Start of Entries provided
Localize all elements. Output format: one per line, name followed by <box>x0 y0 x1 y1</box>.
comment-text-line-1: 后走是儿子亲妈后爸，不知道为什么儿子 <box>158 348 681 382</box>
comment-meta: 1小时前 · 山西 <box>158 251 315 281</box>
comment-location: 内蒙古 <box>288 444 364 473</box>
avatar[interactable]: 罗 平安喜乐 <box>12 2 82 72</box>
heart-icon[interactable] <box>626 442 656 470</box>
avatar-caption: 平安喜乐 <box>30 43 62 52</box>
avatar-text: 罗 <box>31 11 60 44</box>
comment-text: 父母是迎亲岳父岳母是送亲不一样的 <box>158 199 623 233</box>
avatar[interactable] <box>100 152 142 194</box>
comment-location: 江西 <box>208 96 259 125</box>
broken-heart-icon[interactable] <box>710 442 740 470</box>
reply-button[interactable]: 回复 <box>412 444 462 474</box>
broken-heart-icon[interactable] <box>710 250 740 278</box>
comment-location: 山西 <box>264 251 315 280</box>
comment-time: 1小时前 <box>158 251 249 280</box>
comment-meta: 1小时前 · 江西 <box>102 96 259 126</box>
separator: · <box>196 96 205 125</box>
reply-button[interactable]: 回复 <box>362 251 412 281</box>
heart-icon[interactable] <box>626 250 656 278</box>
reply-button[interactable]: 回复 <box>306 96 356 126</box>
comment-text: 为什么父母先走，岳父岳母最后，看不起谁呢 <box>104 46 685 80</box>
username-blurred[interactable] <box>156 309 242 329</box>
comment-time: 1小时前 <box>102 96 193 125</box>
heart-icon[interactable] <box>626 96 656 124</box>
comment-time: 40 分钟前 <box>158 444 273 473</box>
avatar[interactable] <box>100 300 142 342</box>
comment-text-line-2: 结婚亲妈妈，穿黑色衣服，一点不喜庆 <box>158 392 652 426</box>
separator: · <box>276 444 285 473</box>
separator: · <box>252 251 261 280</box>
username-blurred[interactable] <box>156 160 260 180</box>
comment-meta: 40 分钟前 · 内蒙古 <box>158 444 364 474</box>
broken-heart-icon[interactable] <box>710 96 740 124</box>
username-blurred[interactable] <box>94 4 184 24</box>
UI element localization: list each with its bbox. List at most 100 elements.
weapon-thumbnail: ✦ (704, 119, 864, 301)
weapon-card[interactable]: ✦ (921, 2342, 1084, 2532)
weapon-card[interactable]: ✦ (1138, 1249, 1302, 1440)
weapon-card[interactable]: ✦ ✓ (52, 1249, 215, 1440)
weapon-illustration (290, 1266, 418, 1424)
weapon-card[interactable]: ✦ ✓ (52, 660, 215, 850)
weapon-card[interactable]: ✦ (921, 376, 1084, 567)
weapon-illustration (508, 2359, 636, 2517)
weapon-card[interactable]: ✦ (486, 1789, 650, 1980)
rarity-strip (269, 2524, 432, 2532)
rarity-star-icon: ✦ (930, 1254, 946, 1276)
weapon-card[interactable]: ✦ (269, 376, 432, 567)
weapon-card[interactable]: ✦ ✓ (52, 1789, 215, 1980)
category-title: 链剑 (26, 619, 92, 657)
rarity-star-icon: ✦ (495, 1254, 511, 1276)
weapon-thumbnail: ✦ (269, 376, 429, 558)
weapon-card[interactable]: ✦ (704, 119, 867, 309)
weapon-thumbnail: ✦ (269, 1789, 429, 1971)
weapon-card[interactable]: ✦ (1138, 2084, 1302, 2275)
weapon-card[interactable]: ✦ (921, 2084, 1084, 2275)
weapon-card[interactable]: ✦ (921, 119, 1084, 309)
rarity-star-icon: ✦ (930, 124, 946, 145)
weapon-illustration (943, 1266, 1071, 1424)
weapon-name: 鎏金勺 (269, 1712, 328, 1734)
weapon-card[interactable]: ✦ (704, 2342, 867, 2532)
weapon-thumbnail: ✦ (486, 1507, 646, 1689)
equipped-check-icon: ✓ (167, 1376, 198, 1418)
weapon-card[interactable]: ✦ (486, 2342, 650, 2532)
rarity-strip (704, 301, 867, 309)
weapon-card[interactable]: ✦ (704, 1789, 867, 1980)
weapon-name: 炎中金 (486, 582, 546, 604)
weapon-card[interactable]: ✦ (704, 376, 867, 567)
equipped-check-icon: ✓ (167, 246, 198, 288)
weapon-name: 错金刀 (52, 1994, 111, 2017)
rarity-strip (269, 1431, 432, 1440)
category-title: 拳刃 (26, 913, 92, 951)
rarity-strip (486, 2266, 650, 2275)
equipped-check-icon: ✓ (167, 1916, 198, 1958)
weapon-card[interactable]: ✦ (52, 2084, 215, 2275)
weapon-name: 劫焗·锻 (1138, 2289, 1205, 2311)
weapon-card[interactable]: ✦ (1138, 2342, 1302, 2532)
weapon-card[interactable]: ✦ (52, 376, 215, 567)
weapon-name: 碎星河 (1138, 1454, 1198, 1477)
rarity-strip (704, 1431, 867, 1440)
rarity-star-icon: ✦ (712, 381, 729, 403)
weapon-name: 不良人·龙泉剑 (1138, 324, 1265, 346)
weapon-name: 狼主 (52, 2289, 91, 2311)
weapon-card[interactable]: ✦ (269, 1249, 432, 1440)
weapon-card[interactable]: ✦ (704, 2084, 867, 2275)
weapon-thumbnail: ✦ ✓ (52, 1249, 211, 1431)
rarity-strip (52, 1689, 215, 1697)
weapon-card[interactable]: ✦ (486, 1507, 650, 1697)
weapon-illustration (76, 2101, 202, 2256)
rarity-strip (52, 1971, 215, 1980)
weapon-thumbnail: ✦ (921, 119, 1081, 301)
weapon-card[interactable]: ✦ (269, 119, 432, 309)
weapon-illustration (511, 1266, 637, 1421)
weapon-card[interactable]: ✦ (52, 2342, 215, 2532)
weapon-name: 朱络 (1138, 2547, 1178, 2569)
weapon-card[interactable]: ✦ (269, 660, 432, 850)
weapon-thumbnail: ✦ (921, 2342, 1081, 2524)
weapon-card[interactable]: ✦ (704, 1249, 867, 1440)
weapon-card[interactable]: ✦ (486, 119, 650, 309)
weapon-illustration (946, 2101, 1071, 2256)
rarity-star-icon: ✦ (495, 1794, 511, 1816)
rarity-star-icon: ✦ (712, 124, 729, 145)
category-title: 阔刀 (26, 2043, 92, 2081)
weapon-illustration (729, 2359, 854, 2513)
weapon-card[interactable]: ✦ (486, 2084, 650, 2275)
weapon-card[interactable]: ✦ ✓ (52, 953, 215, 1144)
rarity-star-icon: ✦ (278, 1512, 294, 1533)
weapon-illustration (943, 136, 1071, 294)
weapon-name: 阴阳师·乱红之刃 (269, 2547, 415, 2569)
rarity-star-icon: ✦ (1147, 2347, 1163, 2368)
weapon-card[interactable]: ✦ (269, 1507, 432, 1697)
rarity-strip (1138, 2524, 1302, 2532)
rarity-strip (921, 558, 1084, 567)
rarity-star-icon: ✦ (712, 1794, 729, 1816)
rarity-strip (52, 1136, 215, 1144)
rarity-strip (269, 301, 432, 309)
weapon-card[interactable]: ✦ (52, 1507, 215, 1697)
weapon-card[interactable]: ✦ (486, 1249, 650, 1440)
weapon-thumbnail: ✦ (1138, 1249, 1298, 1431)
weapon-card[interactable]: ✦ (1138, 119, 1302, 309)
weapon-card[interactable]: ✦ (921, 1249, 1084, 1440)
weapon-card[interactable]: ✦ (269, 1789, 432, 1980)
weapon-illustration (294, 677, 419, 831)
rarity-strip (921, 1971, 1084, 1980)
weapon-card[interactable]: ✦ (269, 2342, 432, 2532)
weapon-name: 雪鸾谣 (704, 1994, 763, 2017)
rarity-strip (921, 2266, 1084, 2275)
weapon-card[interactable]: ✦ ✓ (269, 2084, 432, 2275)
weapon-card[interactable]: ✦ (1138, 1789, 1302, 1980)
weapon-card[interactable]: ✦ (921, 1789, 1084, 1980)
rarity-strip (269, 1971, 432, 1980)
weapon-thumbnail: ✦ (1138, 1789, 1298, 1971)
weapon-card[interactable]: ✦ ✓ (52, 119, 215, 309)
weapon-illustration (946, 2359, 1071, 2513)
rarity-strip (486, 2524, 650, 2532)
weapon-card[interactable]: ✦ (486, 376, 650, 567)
End of Entries provided
■ What is asked
Rewrite the data from its start through the line with "broken-heart-icon[interactable] <box>710 442", switching every "comment-location" to "comment-region" and leaving everything else the same.

■ Completed task
Localize all elements. Output format: one per line, name followed by <box>x0 y0 x1 y1</box>.
comment-text-line-1: 后走是儿子亲妈后爸，不知道为什么儿子 <box>158 348 681 382</box>
comment-meta: 1小时前 · 山西 <box>158 251 315 281</box>
comment-region: 内蒙古 <box>288 444 364 473</box>
avatar[interactable]: 罗 平安喜乐 <box>12 2 82 72</box>
heart-icon[interactable] <box>626 442 656 470</box>
avatar-caption: 平安喜乐 <box>30 43 62 52</box>
avatar-text: 罗 <box>31 11 60 44</box>
comment-text: 父母是迎亲岳父岳母是送亲不一样的 <box>158 199 623 233</box>
avatar[interactable] <box>100 152 142 194</box>
comment-region: 江西 <box>208 96 259 125</box>
broken-heart-icon[interactable] <box>710 442 740 470</box>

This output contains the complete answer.